Problem to work on: Using the material below, copy every line where "title" appears.

Information supplied:
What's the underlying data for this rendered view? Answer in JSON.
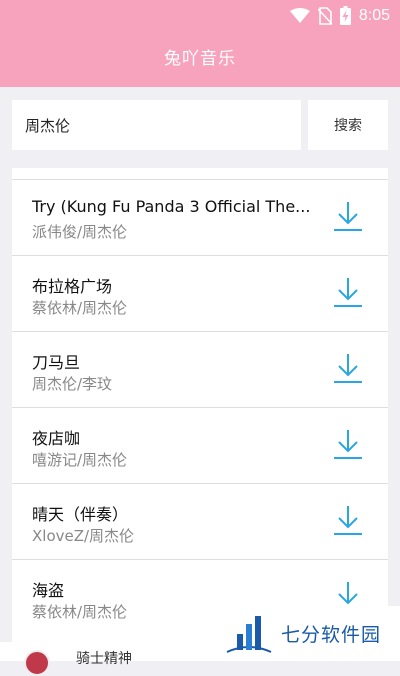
{
  "status": {
    "time": "8:05"
  },
  "app": {
    "title": "兔吖音乐"
  },
  "search": {
    "value": "周杰伦",
    "button_label": "搜索"
  },
  "songs": [
    {
      "title": "Try (Kung Fu Panda 3 Official The...",
      "artist": "派伟俊/周杰伦"
    },
    {
      "title": "布拉格广场",
      "artist": "蔡依林/周杰伦"
    },
    {
      "title": "刀马旦",
      "artist": "周杰伦/李玟"
    },
    {
      "title": "夜店咖",
      "artist": "嘻游记/周杰伦"
    },
    {
      "title": "晴天（伴奏）",
      "artist": "XloveZ/周杰伦"
    },
    {
      "title": "海盗",
      "artist": "蔡依林/周杰伦"
    }
  ],
  "player": {
    "text": "骑士精神"
  },
  "watermark": {
    "text": "七分软件园"
  },
  "colors": {
    "accent": "#f7a3bd",
    "download_icon": "#2aa6e0"
  }
}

Expected output:
    "title": "兔吖音乐"
      "title": "Try (Kung Fu Panda 3 Official The...",
      "title": "布拉格广场",
      "title": "刀马旦",
      "title": "夜店咖",
      "title": "晴天（伴奏）",
      "title": "海盗",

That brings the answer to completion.